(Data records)
┌────────

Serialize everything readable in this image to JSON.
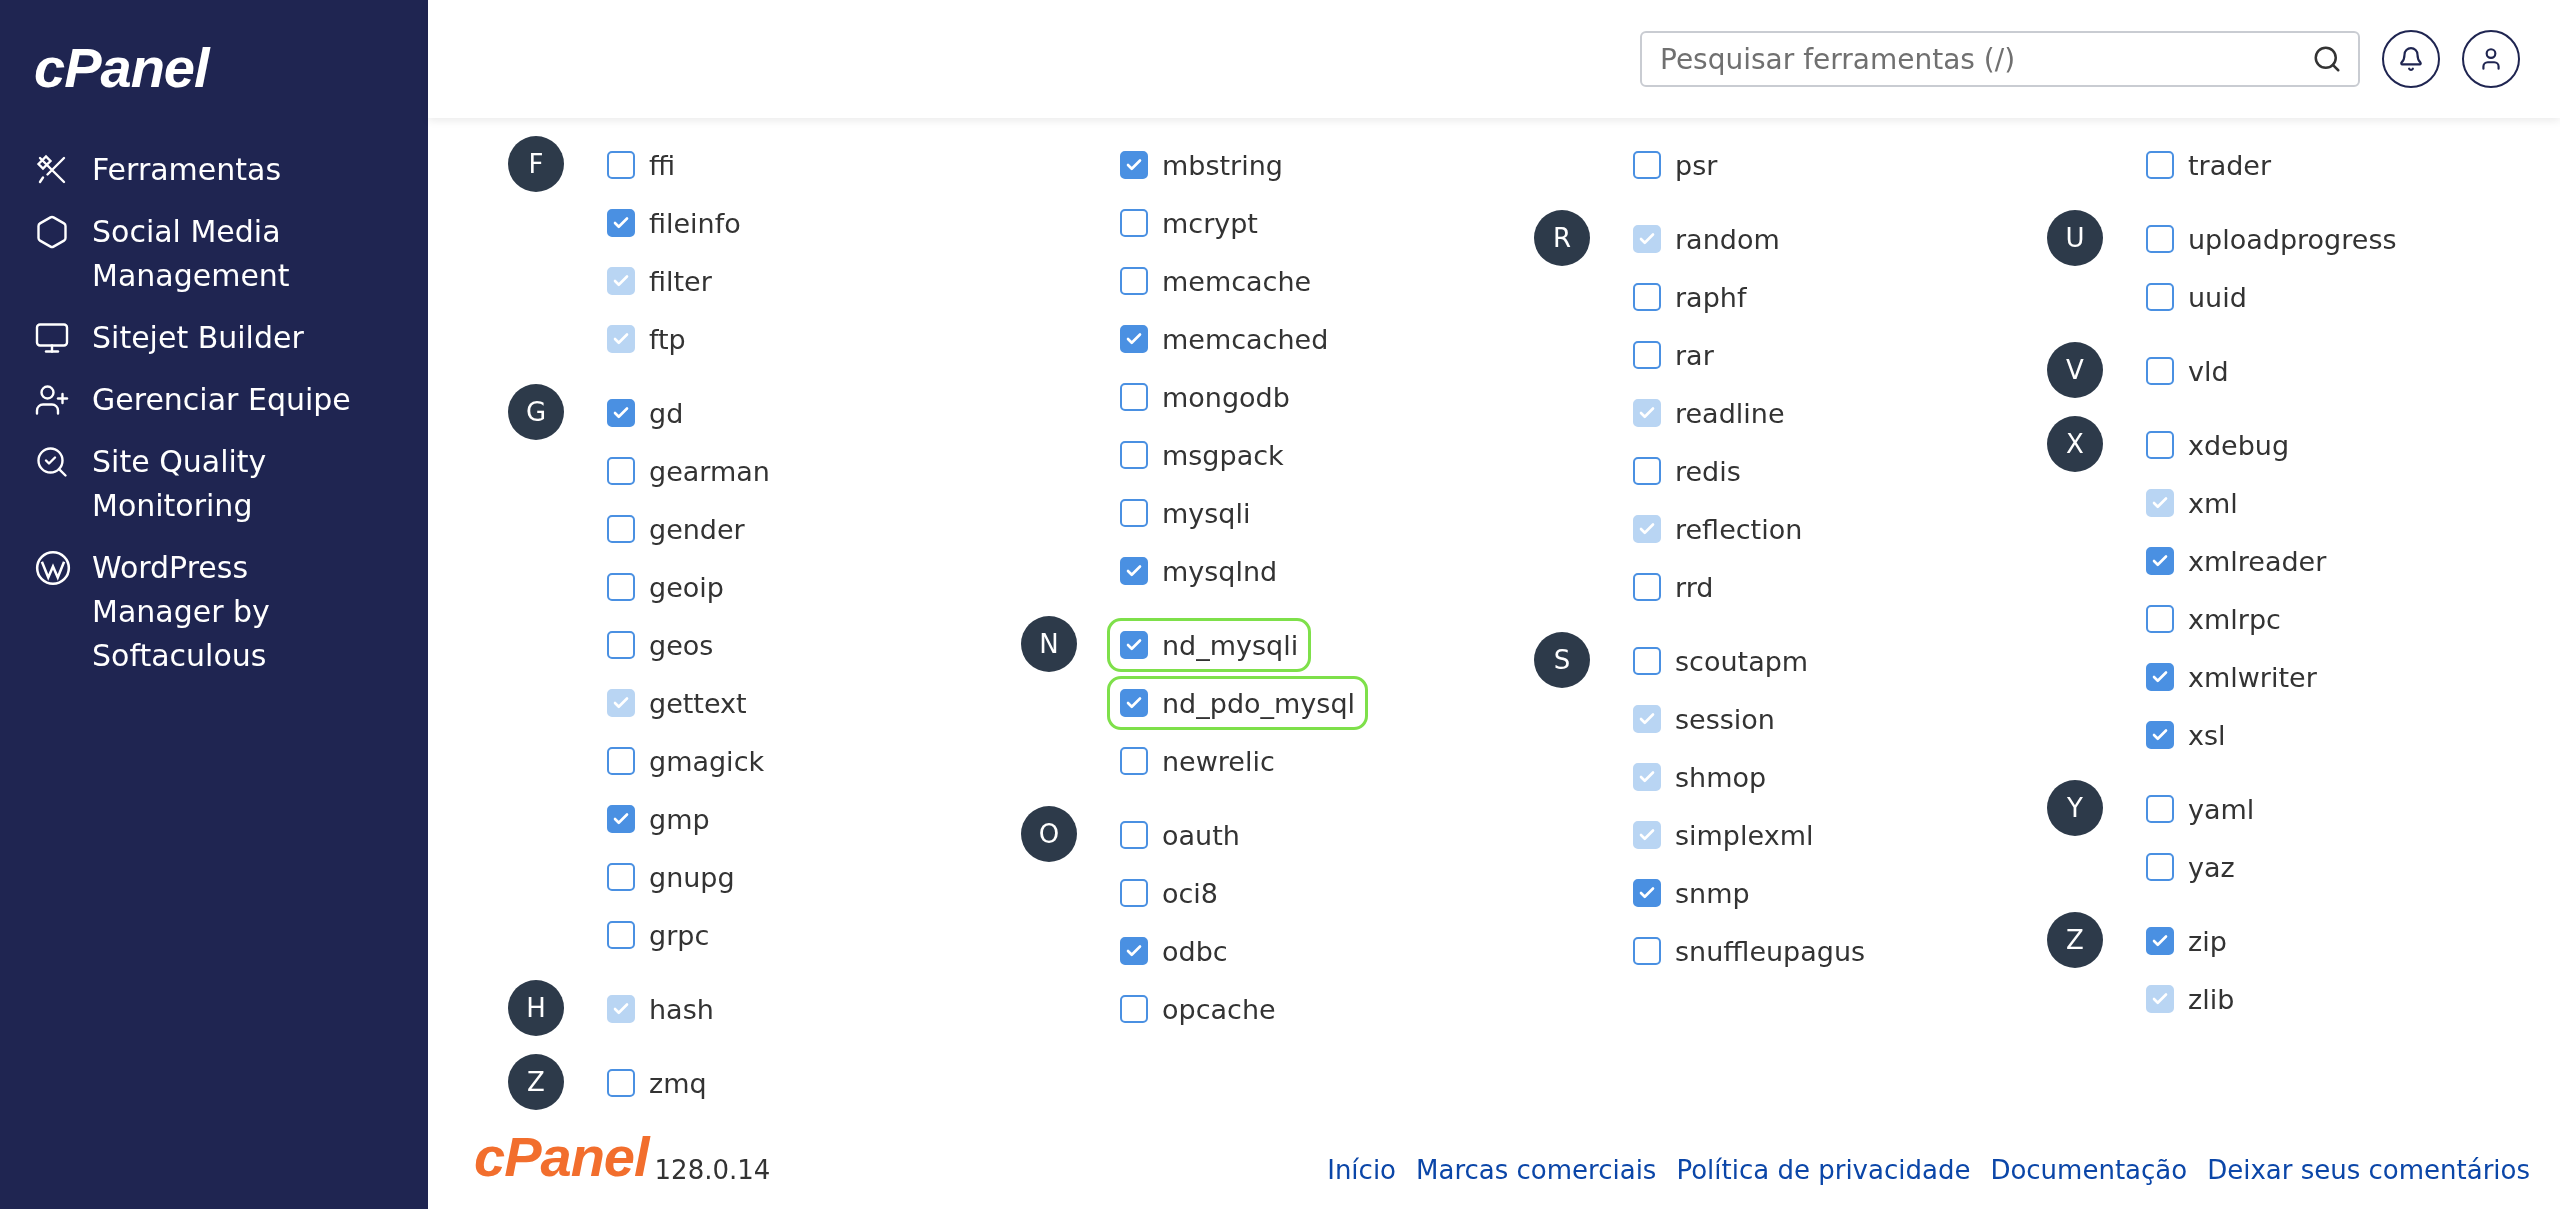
{
  "sidebar": {
    "logo": "cPanel",
    "items": [
      {
        "label": "Ferramentas"
      },
      {
        "label": "Social Media Management"
      },
      {
        "label": "Sitejet Builder"
      },
      {
        "label": "Gerenciar Equipe"
      },
      {
        "label": "Site Quality Monitoring"
      },
      {
        "label": "WordPress Manager by Softaculous"
      }
    ]
  },
  "search": {
    "placeholder": "Pesquisar ferramentas (/)"
  },
  "columns": [
    {
      "groups": [
        {
          "letter": "F",
          "items": [
            {
              "name": "ffi",
              "checked": false,
              "disabled": false,
              "highlighted": false
            },
            {
              "name": "fileinfo",
              "checked": true,
              "disabled": false,
              "highlighted": false
            },
            {
              "name": "filter",
              "checked": true,
              "disabled": true,
              "highlighted": false
            },
            {
              "name": "ftp",
              "checked": true,
              "disabled": true,
              "highlighted": false
            }
          ]
        },
        {
          "letter": "G",
          "items": [
            {
              "name": "gd",
              "checked": true,
              "disabled": false,
              "highlighted": false
            },
            {
              "name": "gearman",
              "checked": false,
              "disabled": false,
              "highlighted": false
            },
            {
              "name": "gender",
              "checked": false,
              "disabled": false,
              "highlighted": false
            },
            {
              "name": "geoip",
              "checked": false,
              "disabled": false,
              "highlighted": false
            },
            {
              "name": "geos",
              "checked": false,
              "disabled": false,
              "highlighted": false
            },
            {
              "name": "gettext",
              "checked": true,
              "disabled": true,
              "highlighted": false
            },
            {
              "name": "gmagick",
              "checked": false,
              "disabled": false,
              "highlighted": false
            },
            {
              "name": "gmp",
              "checked": true,
              "disabled": false,
              "highlighted": false
            },
            {
              "name": "gnupg",
              "checked": false,
              "disabled": false,
              "highlighted": false
            },
            {
              "name": "grpc",
              "checked": false,
              "disabled": false,
              "highlighted": false
            }
          ]
        },
        {
          "letter": "H",
          "items": [
            {
              "name": "hash",
              "checked": true,
              "disabled": true,
              "highlighted": false
            }
          ]
        },
        {
          "letter": "Z",
          "items": [
            {
              "name": "zmq",
              "checked": false,
              "disabled": false,
              "highlighted": false
            }
          ]
        }
      ]
    },
    {
      "groups": [
        {
          "items": [
            {
              "name": "mbstring",
              "checked": true,
              "disabled": false,
              "highlighted": false
            },
            {
              "name": "mcrypt",
              "checked": false,
              "disabled": false,
              "highlighted": false
            },
            {
              "name": "memcache",
              "checked": false,
              "disabled": false,
              "highlighted": false
            },
            {
              "name": "memcached",
              "checked": true,
              "disabled": false,
              "highlighted": false
            },
            {
              "name": "mongodb",
              "checked": false,
              "disabled": false,
              "highlighted": false
            },
            {
              "name": "msgpack",
              "checked": false,
              "disabled": false,
              "highlighted": false
            },
            {
              "name": "mysqli",
              "checked": false,
              "disabled": false,
              "highlighted": false
            },
            {
              "name": "mysqlnd",
              "checked": true,
              "disabled": false,
              "highlighted": false
            }
          ]
        },
        {
          "letter": "N",
          "items": [
            {
              "name": "nd_mysqli",
              "checked": true,
              "disabled": false,
              "highlighted": true
            },
            {
              "name": "nd_pdo_mysql",
              "checked": true,
              "disabled": false,
              "highlighted": true
            },
            {
              "name": "newrelic",
              "checked": false,
              "disabled": false,
              "highlighted": false
            }
          ]
        },
        {
          "letter": "O",
          "items": [
            {
              "name": "oauth",
              "checked": false,
              "disabled": false,
              "highlighted": false
            },
            {
              "name": "oci8",
              "checked": false,
              "disabled": false,
              "highlighted": false
            },
            {
              "name": "odbc",
              "checked": true,
              "disabled": false,
              "highlighted": false
            },
            {
              "name": "opcache",
              "checked": false,
              "disabled": false,
              "highlighted": false
            }
          ]
        }
      ]
    },
    {
      "groups": [
        {
          "items": [
            {
              "name": "psr",
              "checked": false,
              "disabled": false,
              "highlighted": false
            }
          ]
        },
        {
          "letter": "R",
          "items": [
            {
              "name": "random",
              "checked": true,
              "disabled": true,
              "highlighted": false
            },
            {
              "name": "raphf",
              "checked": false,
              "disabled": false,
              "highlighted": false
            },
            {
              "name": "rar",
              "checked": false,
              "disabled": false,
              "highlighted": false
            },
            {
              "name": "readline",
              "checked": true,
              "disabled": true,
              "highlighted": false
            },
            {
              "name": "redis",
              "checked": false,
              "disabled": false,
              "highlighted": false
            },
            {
              "name": "reflection",
              "checked": true,
              "disabled": true,
              "highlighted": false
            },
            {
              "name": "rrd",
              "checked": false,
              "disabled": false,
              "highlighted": false
            }
          ]
        },
        {
          "letter": "S",
          "items": [
            {
              "name": "scoutapm",
              "checked": false,
              "disabled": false,
              "highlighted": false
            },
            {
              "name": "session",
              "checked": true,
              "disabled": true,
              "highlighted": false
            },
            {
              "name": "shmop",
              "checked": true,
              "disabled": true,
              "highlighted": false
            },
            {
              "name": "simplexml",
              "checked": true,
              "disabled": true,
              "highlighted": false
            },
            {
              "name": "snmp",
              "checked": true,
              "disabled": false,
              "highlighted": false
            },
            {
              "name": "snuffleupagus",
              "checked": false,
              "disabled": false,
              "highlighted": false
            }
          ]
        }
      ]
    },
    {
      "groups": [
        {
          "items": [
            {
              "name": "trader",
              "checked": false,
              "disabled": false,
              "highlighted": false
            }
          ]
        },
        {
          "letter": "U",
          "items": [
            {
              "name": "uploadprogress",
              "checked": false,
              "disabled": false,
              "highlighted": false
            },
            {
              "name": "uuid",
              "checked": false,
              "disabled": false,
              "highlighted": false
            }
          ]
        },
        {
          "letter": "V",
          "items": [
            {
              "name": "vld",
              "checked": false,
              "disabled": false,
              "highlighted": false
            }
          ]
        },
        {
          "letter": "X",
          "items": [
            {
              "name": "xdebug",
              "checked": false,
              "disabled": false,
              "highlighted": false
            },
            {
              "name": "xml",
              "checked": true,
              "disabled": true,
              "highlighted": false
            },
            {
              "name": "xmlreader",
              "checked": true,
              "disabled": false,
              "highlighted": false
            },
            {
              "name": "xmlrpc",
              "checked": false,
              "disabled": false,
              "highlighted": false
            },
            {
              "name": "xmlwriter",
              "checked": true,
              "disabled": false,
              "highlighted": false
            },
            {
              "name": "xsl",
              "checked": true,
              "disabled": false,
              "highlighted": false
            }
          ]
        },
        {
          "letter": "Y",
          "items": [
            {
              "name": "yaml",
              "checked": false,
              "disabled": false,
              "highlighted": false
            },
            {
              "name": "yaz",
              "checked": false,
              "disabled": false,
              "highlighted": false
            }
          ]
        },
        {
          "letter": "Z",
          "items": [
            {
              "name": "zip",
              "checked": true,
              "disabled": false,
              "highlighted": false
            },
            {
              "name": "zlib",
              "checked": true,
              "disabled": true,
              "highlighted": false
            }
          ]
        }
      ]
    }
  ],
  "footer": {
    "logo": "cPanel",
    "version": "128.0.14",
    "links": [
      "Início",
      "Marcas comerciais",
      "Política de privacidade",
      "Documentação",
      "Deixar seus comentários"
    ]
  }
}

└────────

Short task => Repeat the listing verbatim. Skip the pictures.

Output of the exercise =>
Serialize everything readable in this image to JSON.
{
  "sidebar": {
    "logo": "cPanel",
    "items": [
      {
        "label": "Ferramentas"
      },
      {
        "label": "Social Media Management"
      },
      {
        "label": "Sitejet Builder"
      },
      {
        "label": "Gerenciar Equipe"
      },
      {
        "label": "Site Quality Monitoring"
      },
      {
        "label": "WordPress Manager by Softaculous"
      }
    ]
  },
  "search": {
    "placeholder": "Pesquisar ferramentas (/)"
  },
  "columns": [
    {
      "groups": [
        {
          "letter": "F",
          "items": [
            {
              "name": "ffi",
              "checked": false,
              "disabled": false,
              "highlighted": false
            },
            {
              "name": "fileinfo",
              "checked": true,
              "disabled": false,
              "highlighted": false
            },
            {
              "name": "filter",
              "checked": true,
              "disabled": true,
              "highlighted": false
            },
            {
              "name": "ftp",
              "checked": true,
              "disabled": true,
              "highlighted": false
            }
          ]
        },
        {
          "letter": "G",
          "items": [
            {
              "name": "gd",
              "checked": true,
              "disabled": false,
              "highlighted": false
            },
            {
              "name": "gearman",
              "checked": false,
              "disabled": false,
              "highlighted": false
            },
            {
              "name": "gender",
              "checked": false,
              "disabled": false,
              "highlighted": false
            },
            {
              "name": "geoip",
              "checked": false,
              "disabled": false,
              "highlighted": false
            },
            {
              "name": "geos",
              "checked": false,
              "disabled": false,
              "highlighted": false
            },
            {
              "name": "gettext",
              "checked": true,
              "disabled": true,
              "highlighted": false
            },
            {
              "name": "gmagick",
              "checked": false,
              "disabled": false,
              "highlighted": false
            },
            {
              "name": "gmp",
              "checked": true,
              "disabled": false,
              "highlighted": false
            },
            {
              "name": "gnupg",
              "checked": false,
              "disabled": false,
              "highlighted": false
            },
            {
              "name": "grpc",
              "checked": false,
              "disabled": false,
              "highlighted": false
            }
          ]
        },
        {
          "letter": "H",
          "items": [
            {
              "name": "hash",
              "checked": true,
              "disabled": true,
              "highlighted": false
            }
          ]
        },
        {
          "letter": "Z",
          "items": [
            {
              "name": "zmq",
              "checked": false,
              "disabled": false,
              "highlighted": false
            }
          ]
        }
      ]
    },
    {
      "groups": [
        {
          "items": [
            {
              "name": "mbstring",
              "checked": true,
              "disabled": false,
              "highlighted": false
            },
            {
              "name": "mcrypt",
              "checked": false,
              "disabled": false,
              "highlighted": false
            },
            {
              "name": "memcache",
              "checked": false,
              "disabled": false,
              "highlighted": false
            },
            {
              "name": "memcached",
              "checked": true,
              "disabled": false,
              "highlighted": false
            },
            {
              "name": "mongodb",
              "checked": false,
              "disabled": false,
              "highlighted": false
            },
            {
              "name": "msgpack",
              "checked": false,
              "disabled": false,
              "highlighted": false
            },
            {
              "name": "mysqli",
              "checked": false,
              "disabled": false,
              "highlighted": false
            },
            {
              "name": "mysqlnd",
              "checked": true,
              "disabled": false,
              "highlighted": false
            }
          ]
        },
        {
          "letter": "N",
          "items": [
            {
              "name": "nd_mysqli",
              "checked": true,
              "disabled": false,
              "highlighted": true
            },
            {
              "name": "nd_pdo_mysql",
              "checked": true,
              "disabled": false,
              "highlighted": true
            },
            {
              "name": "newrelic",
              "checked": false,
              "disabled": false,
              "highlighted": false
            }
          ]
        },
        {
          "letter": "O",
          "items": [
            {
              "name": "oauth",
              "checked": false,
              "disabled": false,
              "highlighted": false
            },
            {
              "name": "oci8",
              "checked": false,
              "disabled": false,
              "highlighted": false
            },
            {
              "name": "odbc",
              "checked": true,
              "disabled": false,
              "highlighted": false
            },
            {
              "name": "opcache",
              "checked": false,
              "disabled": false,
              "highlighted": false
            }
          ]
        }
      ]
    },
    {
      "groups": [
        {
          "items": [
            {
              "name": "psr",
              "checked": false,
              "disabled": false,
              "highlighted": false
            }
          ]
        },
        {
          "letter": "R",
          "items": [
            {
              "name": "random",
              "checked": true,
              "disabled": true,
              "highlighted": false
            },
            {
              "name": "raphf",
              "checked": false,
              "disabled": false,
              "highlighted": false
            },
            {
              "name": "rar",
              "checked": false,
              "disabled": false,
              "highlighted": false
            },
            {
              "name": "readline",
              "checked": true,
              "disabled": true,
              "highlighted": false
            },
            {
              "name": "redis",
              "checked": false,
              "disabled": false,
              "highlighted": false
            },
            {
              "name": "reflection",
              "checked": true,
              "disabled": true,
              "highlighted": false
            },
            {
              "name": "rrd",
              "checked": false,
              "disabled": false,
              "highlighted": false
            }
          ]
        },
        {
          "letter": "S",
          "items": [
            {
              "name": "scoutapm",
              "checked": false,
              "disabled": false,
              "highlighted": false
            },
            {
              "name": "session",
              "checked": true,
              "disabled": true,
              "highlighted": false
            },
            {
              "name": "shmop",
              "checked": true,
              "disabled": true,
              "highlighted": false
            },
            {
              "name": "simplexml",
              "checked": true,
              "disabled": true,
              "highlighted": false
            },
            {
              "name": "snmp",
              "checked": true,
              "disabled": false,
              "highlighted": false
            },
            {
              "name": "snuffleupagus",
              "checked": false,
              "disabled": false,
              "highlighted": false
            }
          ]
        }
      ]
    },
    {
      "groups": [
        {
          "items": [
            {
              "name": "trader",
              "checked": false,
              "disabled": false,
              "highlighted": false
            }
          ]
        },
        {
          "letter": "U",
          "items": [
            {
              "name": "uploadprogress",
              "checked": false,
              "disabled": false,
              "highlighted": false
            },
            {
              "name": "uuid",
              "checked": false,
              "disabled": false,
              "highlighted": false
            }
          ]
        },
        {
          "letter": "V",
          "items": [
            {
              "name": "vld",
              "checked": false,
              "disabled": false,
              "highlighted": false
            }
          ]
        },
        {
          "letter": "X",
          "items": [
            {
              "name": "xdebug",
              "checked": false,
              "disabled": false,
              "highlighted": false
            },
            {
              "name": "xml",
              "checked": true,
              "disabled": true,
              "highlighted": false
            },
            {
              "name": "xmlreader",
              "checked": true,
              "disabled": false,
              "highlighted": false
            },
            {
              "name": "xmlrpc",
              "checked": false,
              "disabled": false,
              "highlighted": false
            },
            {
              "name": "xmlwriter",
              "checked": true,
              "disabled": false,
              "highlighted": false
            },
            {
              "name": "xsl",
              "checked": true,
              "disabled": false,
              "highlighted": false
            }
          ]
        },
        {
          "letter": "Y",
          "items": [
            {
              "name": "yaml",
              "checked": false,
              "disabled": false,
              "highlighted": false
            },
            {
              "name": "yaz",
              "checked": false,
              "disabled": false,
              "highlighted": false
            }
          ]
        },
        {
          "letter": "Z",
          "items": [
            {
              "name": "zip",
              "checked": true,
              "disabled": false,
              "highlighted": false
            },
            {
              "name": "zlib",
              "checked": true,
              "disabled": true,
              "highlighted": false
            }
          ]
        }
      ]
    }
  ],
  "footer": {
    "logo": "cPanel",
    "version": "128.0.14",
    "links": [
      "Início",
      "Marcas comerciais",
      "Política de privacidade",
      "Documentação",
      "Deixar seus comentários"
    ]
  }
}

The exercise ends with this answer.